WHAT IS ASKED
Extract every line that includes the string "this".
··· STORED DATA ···
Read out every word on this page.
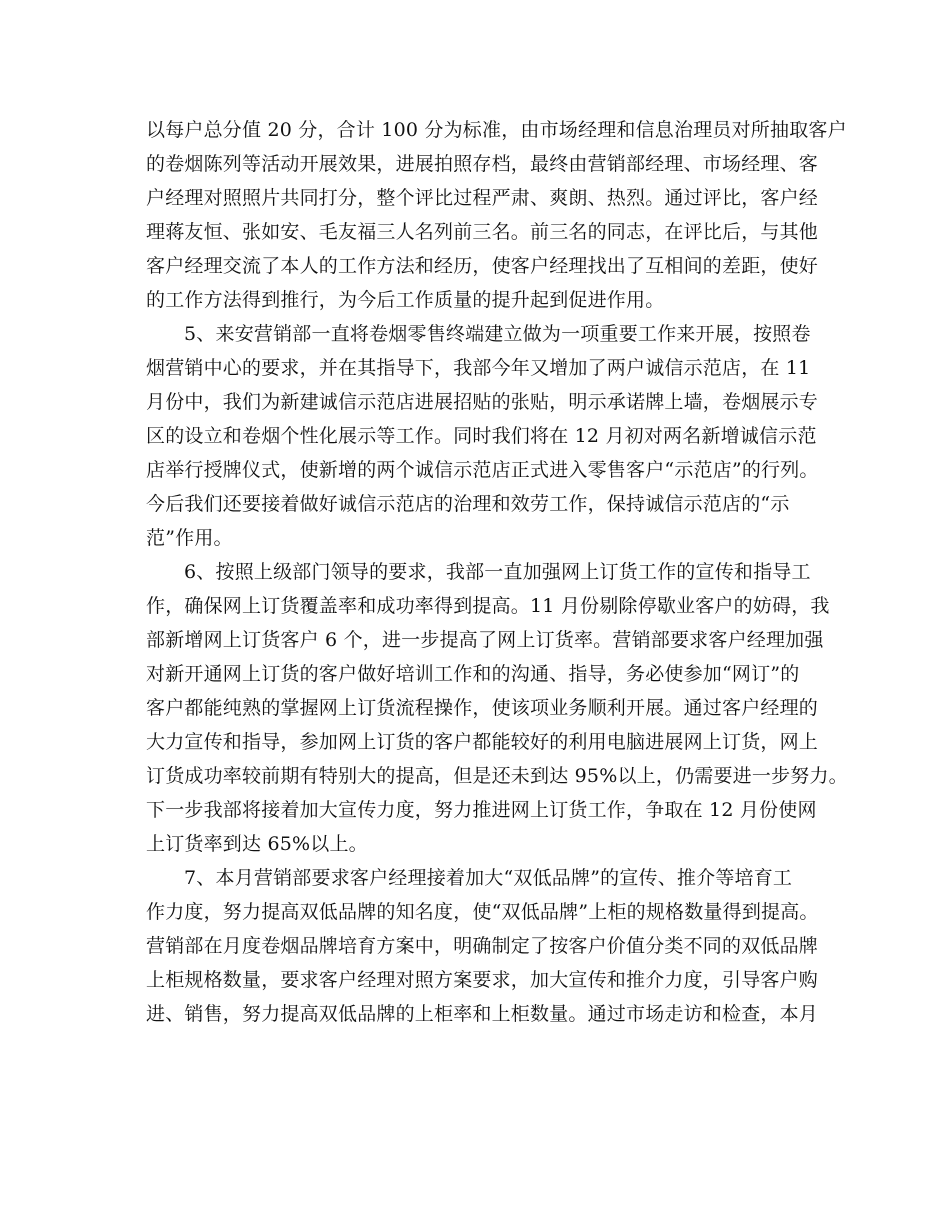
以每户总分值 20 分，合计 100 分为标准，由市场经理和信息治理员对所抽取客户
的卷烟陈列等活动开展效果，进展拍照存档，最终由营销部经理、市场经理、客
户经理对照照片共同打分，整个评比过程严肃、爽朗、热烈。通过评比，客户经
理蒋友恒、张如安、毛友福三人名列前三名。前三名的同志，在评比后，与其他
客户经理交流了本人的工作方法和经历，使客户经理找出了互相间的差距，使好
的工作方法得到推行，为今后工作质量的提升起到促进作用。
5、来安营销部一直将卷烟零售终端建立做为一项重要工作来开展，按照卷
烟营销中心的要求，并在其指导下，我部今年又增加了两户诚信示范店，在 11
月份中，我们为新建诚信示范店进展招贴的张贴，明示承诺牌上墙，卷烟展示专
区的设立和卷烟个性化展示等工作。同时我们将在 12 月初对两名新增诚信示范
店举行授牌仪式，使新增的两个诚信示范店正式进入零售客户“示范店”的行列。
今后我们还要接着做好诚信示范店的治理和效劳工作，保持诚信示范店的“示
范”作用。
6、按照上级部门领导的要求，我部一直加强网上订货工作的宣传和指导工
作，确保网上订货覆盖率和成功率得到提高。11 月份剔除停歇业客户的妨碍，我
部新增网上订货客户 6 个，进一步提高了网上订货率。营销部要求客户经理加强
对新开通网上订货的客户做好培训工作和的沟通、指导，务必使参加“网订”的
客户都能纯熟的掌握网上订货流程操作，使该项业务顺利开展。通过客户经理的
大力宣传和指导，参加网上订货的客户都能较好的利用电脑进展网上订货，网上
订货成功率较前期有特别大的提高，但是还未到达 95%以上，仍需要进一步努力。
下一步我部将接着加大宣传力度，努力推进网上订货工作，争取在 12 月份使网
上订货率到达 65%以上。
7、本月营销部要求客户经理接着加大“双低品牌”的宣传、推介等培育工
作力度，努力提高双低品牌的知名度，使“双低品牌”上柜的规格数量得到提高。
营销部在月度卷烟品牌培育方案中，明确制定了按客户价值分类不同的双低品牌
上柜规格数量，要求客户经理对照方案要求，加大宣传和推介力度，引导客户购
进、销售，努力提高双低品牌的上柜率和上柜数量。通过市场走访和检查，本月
···
··· STORED DATA ···
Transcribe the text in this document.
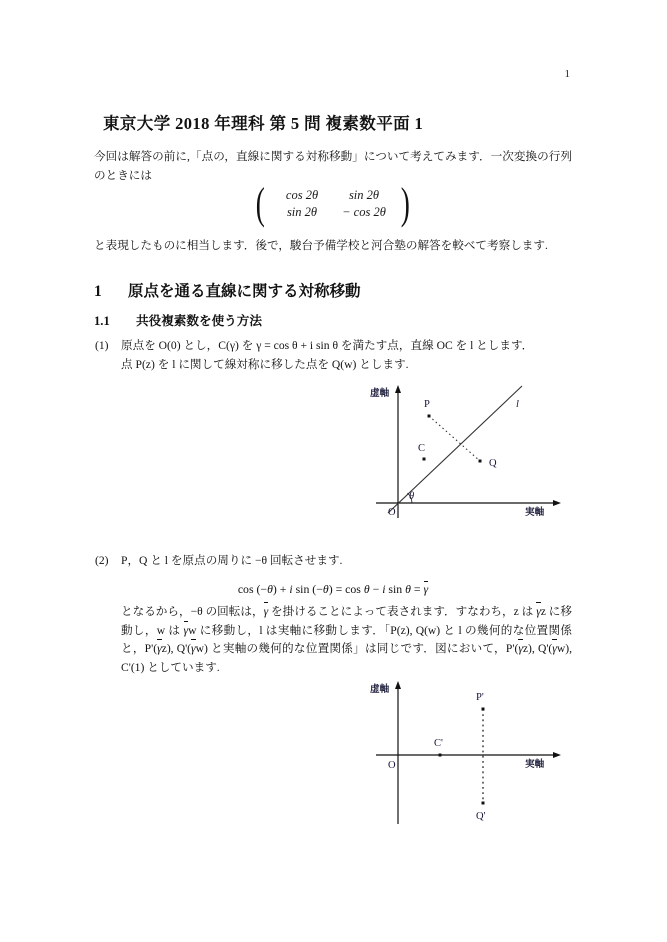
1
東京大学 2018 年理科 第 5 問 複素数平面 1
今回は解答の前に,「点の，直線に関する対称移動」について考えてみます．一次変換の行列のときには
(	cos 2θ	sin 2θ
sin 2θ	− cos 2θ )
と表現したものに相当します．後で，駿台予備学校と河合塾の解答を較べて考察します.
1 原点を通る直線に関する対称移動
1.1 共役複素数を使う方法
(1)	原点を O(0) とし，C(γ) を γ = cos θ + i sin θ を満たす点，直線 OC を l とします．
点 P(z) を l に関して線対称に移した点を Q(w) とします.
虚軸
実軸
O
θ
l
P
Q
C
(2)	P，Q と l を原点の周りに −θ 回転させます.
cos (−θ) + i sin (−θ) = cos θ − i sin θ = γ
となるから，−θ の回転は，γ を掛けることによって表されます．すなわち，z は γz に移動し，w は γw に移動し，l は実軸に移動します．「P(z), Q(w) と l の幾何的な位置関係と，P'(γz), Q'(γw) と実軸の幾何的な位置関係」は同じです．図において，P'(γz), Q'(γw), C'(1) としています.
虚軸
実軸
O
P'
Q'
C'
···
TASK RESPONSE
Read out every word on this page.
Transcribe the text in this document.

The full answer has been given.